**Instruction:** Determine how many lines in the data below contain "Sally" and write only that number.
Begin Task material
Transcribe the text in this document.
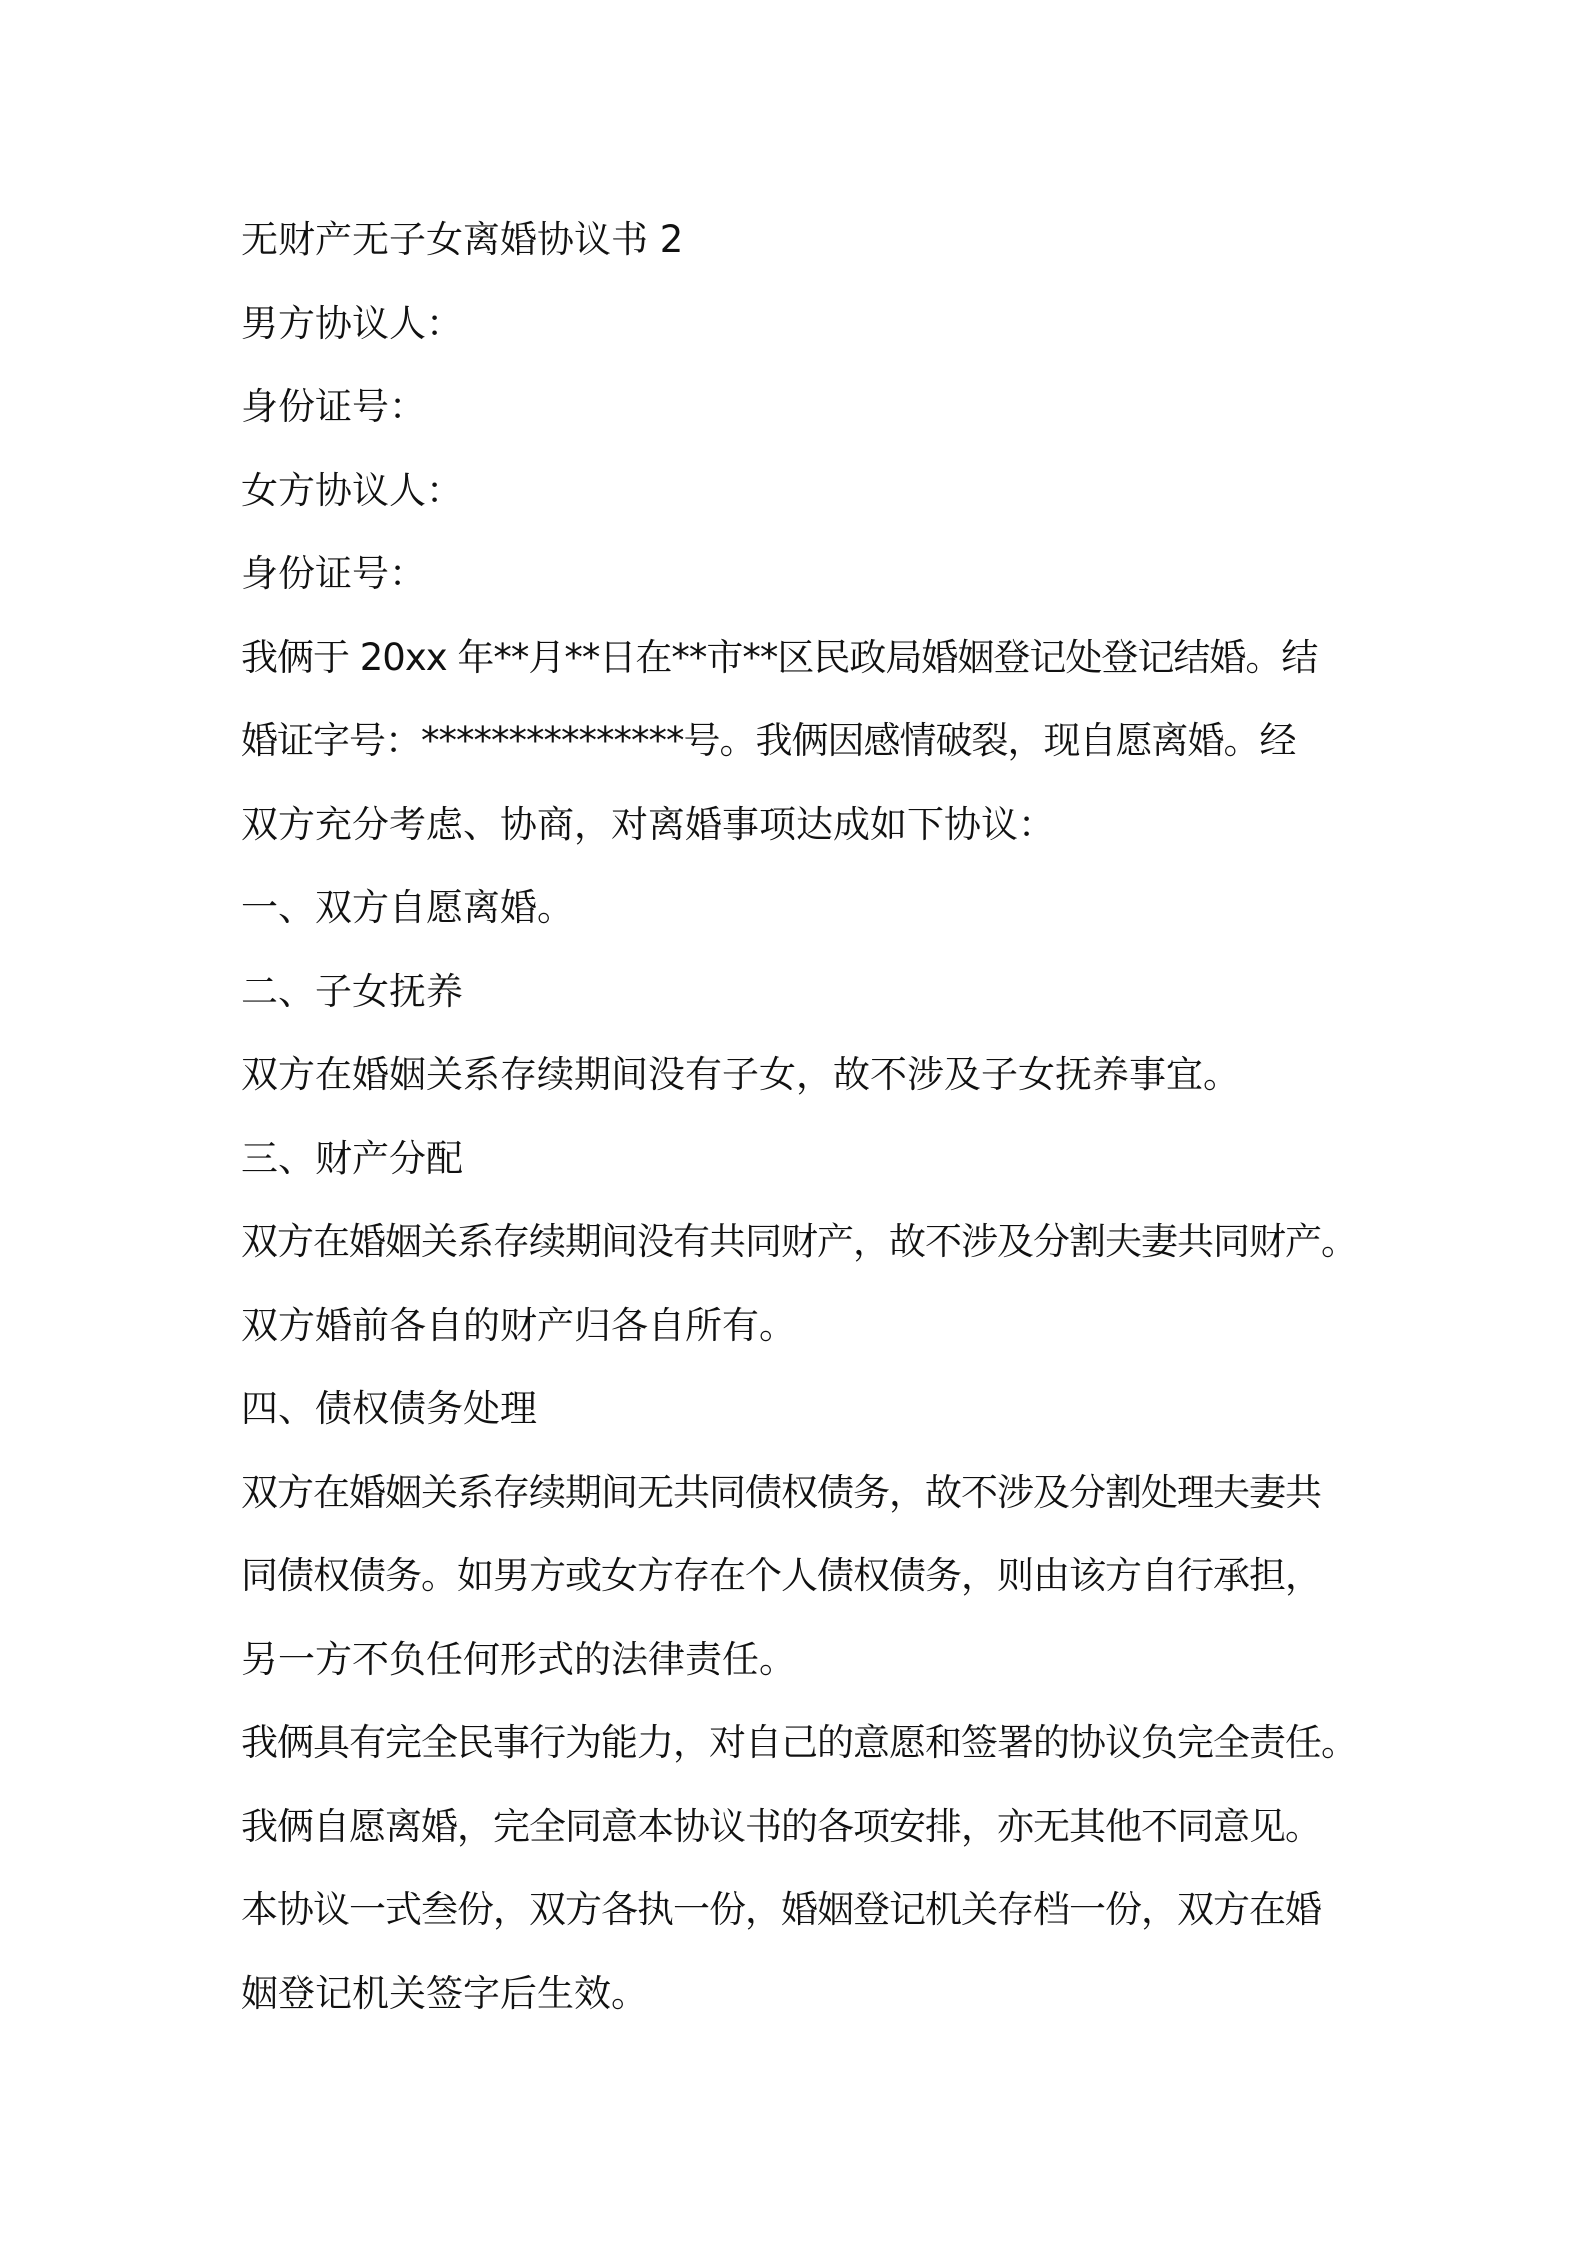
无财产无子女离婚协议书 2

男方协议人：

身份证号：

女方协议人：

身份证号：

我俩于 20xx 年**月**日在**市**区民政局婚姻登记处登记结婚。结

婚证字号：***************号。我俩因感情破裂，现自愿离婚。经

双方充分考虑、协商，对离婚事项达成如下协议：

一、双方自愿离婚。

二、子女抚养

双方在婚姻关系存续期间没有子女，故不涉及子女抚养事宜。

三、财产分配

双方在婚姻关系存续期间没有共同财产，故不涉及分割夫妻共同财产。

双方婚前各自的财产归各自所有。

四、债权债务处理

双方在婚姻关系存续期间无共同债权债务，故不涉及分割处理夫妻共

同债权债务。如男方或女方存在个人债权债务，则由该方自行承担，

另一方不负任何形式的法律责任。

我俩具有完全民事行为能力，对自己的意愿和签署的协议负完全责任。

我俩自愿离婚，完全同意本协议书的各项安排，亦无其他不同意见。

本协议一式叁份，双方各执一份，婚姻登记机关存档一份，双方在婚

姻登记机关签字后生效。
End Task material
Begin Task material
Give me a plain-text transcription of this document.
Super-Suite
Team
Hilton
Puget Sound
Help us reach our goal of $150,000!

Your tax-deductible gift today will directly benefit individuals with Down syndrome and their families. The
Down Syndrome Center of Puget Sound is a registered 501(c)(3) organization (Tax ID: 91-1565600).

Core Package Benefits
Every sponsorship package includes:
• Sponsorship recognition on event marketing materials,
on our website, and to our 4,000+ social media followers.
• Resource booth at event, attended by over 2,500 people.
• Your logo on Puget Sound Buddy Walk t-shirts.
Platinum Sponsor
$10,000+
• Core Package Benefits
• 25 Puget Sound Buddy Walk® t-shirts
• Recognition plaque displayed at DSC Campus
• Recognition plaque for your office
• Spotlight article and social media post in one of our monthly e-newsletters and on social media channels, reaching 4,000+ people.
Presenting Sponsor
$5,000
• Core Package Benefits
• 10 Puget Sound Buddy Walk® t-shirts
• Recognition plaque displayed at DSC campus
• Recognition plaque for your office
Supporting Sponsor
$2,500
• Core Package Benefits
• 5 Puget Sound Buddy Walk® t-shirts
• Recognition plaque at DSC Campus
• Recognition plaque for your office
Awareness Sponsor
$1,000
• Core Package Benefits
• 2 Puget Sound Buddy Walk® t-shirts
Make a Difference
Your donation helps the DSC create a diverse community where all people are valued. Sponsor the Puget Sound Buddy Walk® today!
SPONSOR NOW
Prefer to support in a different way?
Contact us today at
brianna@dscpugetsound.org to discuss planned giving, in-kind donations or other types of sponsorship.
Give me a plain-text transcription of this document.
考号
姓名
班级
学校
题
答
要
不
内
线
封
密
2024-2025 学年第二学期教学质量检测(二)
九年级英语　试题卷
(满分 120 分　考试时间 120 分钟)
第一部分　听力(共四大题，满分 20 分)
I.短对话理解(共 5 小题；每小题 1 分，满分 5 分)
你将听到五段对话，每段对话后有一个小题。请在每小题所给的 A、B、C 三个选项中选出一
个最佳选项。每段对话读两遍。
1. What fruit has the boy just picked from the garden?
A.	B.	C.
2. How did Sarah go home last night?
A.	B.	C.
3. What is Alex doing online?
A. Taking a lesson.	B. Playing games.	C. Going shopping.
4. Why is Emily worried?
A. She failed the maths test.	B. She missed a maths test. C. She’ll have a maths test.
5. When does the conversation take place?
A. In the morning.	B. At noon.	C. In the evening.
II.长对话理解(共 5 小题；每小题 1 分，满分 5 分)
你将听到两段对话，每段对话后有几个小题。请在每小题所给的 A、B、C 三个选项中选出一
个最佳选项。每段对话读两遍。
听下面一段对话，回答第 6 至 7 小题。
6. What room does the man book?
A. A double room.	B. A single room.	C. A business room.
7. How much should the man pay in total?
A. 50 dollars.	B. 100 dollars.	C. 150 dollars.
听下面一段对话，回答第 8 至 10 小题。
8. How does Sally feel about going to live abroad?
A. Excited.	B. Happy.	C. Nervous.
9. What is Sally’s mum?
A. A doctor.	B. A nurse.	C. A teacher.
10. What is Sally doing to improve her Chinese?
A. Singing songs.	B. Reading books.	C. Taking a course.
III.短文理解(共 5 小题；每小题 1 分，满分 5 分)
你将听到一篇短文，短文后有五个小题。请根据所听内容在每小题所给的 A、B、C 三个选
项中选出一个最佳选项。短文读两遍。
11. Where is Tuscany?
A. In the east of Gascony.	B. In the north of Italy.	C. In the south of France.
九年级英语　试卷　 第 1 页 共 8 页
End Task material
**Problem solution:** 3